REQUIREMENT - Return the material word for word. Do not include pictures.

───── EXERCISE INPUT ─────

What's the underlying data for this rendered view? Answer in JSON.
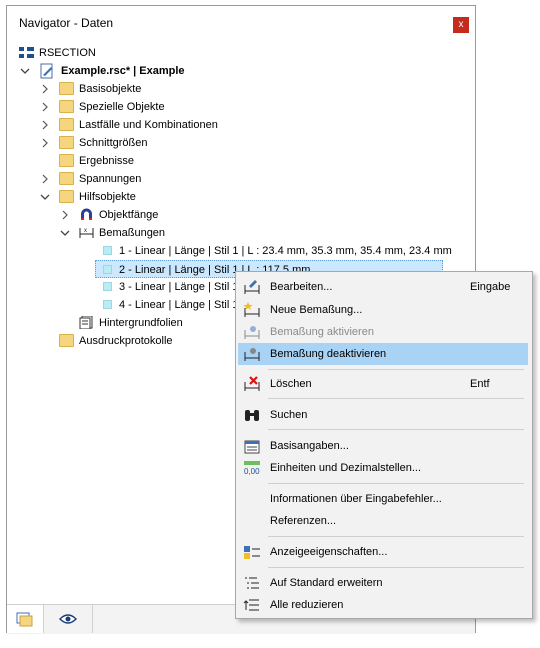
{
  "window": {
    "title": "Navigator - Daten",
    "close_glyph": "x"
  },
  "tree": {
    "root": "RSECTION",
    "file": "Example.rsc* | Example",
    "items": [
      "Basisobjekte",
      "Spezielle Objekte",
      "Lastfälle und Kombinationen",
      "Schnittgrößen",
      "Ergebnisse",
      "Spannungen",
      "Hilfsobjekte"
    ],
    "hilfs": {
      "objektfaenge": "Objektfänge",
      "bemassungen": "Bemaßungen",
      "dims": [
        "1 - Linear | Länge | Stil 1 | L : 23.4 mm, 35.3 mm, 35.4 mm, 23.4 mm",
        "2 - Linear | Länge | Stil 1 | L : 117.5 mm",
        "3 - Linear | Länge | Stil 1",
        "4 - Linear | Länge | Stil 1"
      ],
      "hintergrund": "Hintergrundfolien"
    },
    "ausdruck": "Ausdruckprotokolle"
  },
  "context_menu": {
    "bearbeiten": "Bearbeiten...",
    "bearbeiten_shortcut": "Eingabe",
    "neue": "Neue Bemaßung...",
    "aktivieren": "Bemaßung aktivieren",
    "deaktivieren": "Bemaßung deaktivieren",
    "loeschen": "Löschen",
    "loeschen_shortcut": "Entf",
    "suchen": "Suchen",
    "basisangaben": "Basisangaben...",
    "einheiten": "Einheiten und Dezimalstellen...",
    "einheiten_icon_text": "0,00",
    "informationen": "Informationen über Eingabefehler...",
    "referenzen": "Referenzen...",
    "anzeige": "Anzeigeeigenschaften...",
    "erweitern": "Auf Standard erweitern",
    "reduzieren": "Alle reduzieren"
  },
  "colors": {
    "highlight": "#a9d3f5",
    "selection": "#cce8ff",
    "close": "#c42b1c"
  }
}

─────

ANSWER TO THE EXERCISE -
What's the underlying data for this rendered view? Answer in JSON.
{
  "window": {
    "title": "Navigator - Daten",
    "close_glyph": "x"
  },
  "tree": {
    "root": "RSECTION",
    "file": "Example.rsc* | Example",
    "items": [
      "Basisobjekte",
      "Spezielle Objekte",
      "Lastfälle und Kombinationen",
      "Schnittgrößen",
      "Ergebnisse",
      "Spannungen",
      "Hilfsobjekte"
    ],
    "hilfs": {
      "objektfaenge": "Objektfänge",
      "bemassungen": "Bemaßungen",
      "dims": [
        "1 - Linear | Länge | Stil 1 | L : 23.4 mm, 35.3 mm, 35.4 mm, 23.4 mm",
        "2 - Linear | Länge | Stil 1 | L : 117.5 mm",
        "3 - Linear | Länge | Stil 1",
        "4 - Linear | Länge | Stil 1"
      ],
      "hintergrund": "Hintergrundfolien"
    },
    "ausdruck": "Ausdruckprotokolle"
  },
  "context_menu": {
    "bearbeiten": "Bearbeiten...",
    "bearbeiten_shortcut": "Eingabe",
    "neue": "Neue Bemaßung...",
    "aktivieren": "Bemaßung aktivieren",
    "deaktivieren": "Bemaßung deaktivieren",
    "loeschen": "Löschen",
    "loeschen_shortcut": "Entf",
    "suchen": "Suchen",
    "basisangaben": "Basisangaben...",
    "einheiten": "Einheiten und Dezimalstellen...",
    "einheiten_icon_text": "0,00",
    "informationen": "Informationen über Eingabefehler...",
    "referenzen": "Referenzen...",
    "anzeige": "Anzeigeeigenschaften...",
    "erweitern": "Auf Standard erweitern",
    "reduzieren": "Alle reduzieren"
  },
  "colors": {
    "highlight": "#a9d3f5",
    "selection": "#cce8ff",
    "close": "#c42b1c"
  }
}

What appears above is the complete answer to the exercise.